>> BEGIN ROWS

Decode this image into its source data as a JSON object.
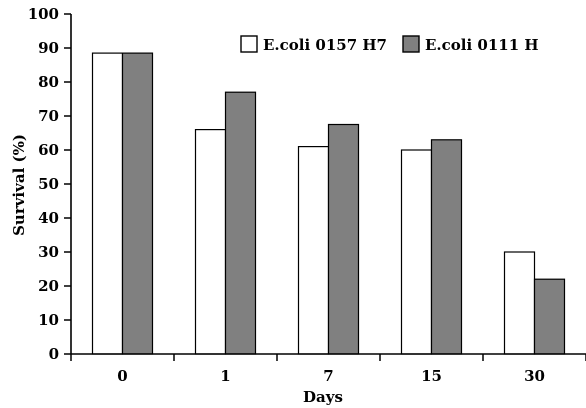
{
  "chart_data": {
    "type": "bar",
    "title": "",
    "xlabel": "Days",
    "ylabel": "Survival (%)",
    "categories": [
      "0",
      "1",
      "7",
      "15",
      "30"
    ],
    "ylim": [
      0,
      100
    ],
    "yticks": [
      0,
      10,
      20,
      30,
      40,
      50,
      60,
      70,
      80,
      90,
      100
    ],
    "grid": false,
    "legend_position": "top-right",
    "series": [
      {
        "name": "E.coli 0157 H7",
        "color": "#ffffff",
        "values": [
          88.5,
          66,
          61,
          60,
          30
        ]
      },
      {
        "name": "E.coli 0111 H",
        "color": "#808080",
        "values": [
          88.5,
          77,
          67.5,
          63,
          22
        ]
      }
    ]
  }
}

>> END ROWS

* [WHAT YOU ARE ASKED TO DO]: Except for the pictures, reproduce every line exactly.

* [SOLUTION FOR THIS PROBLEM]:
Decode this image into its source data as a JSON object.
{
  "chart_data": {
    "type": "bar",
    "title": "",
    "xlabel": "Days",
    "ylabel": "Survival (%)",
    "categories": [
      "0",
      "1",
      "7",
      "15",
      "30"
    ],
    "ylim": [
      0,
      100
    ],
    "yticks": [
      0,
      10,
      20,
      30,
      40,
      50,
      60,
      70,
      80,
      90,
      100
    ],
    "grid": false,
    "legend_position": "top-right",
    "series": [
      {
        "name": "E.coli 0157 H7",
        "color": "#ffffff",
        "values": [
          88.5,
          66,
          61,
          60,
          30
        ]
      },
      {
        "name": "E.coli 0111 H",
        "color": "#808080",
        "values": [
          88.5,
          77,
          67.5,
          63,
          22
        ]
      }
    ]
  }
}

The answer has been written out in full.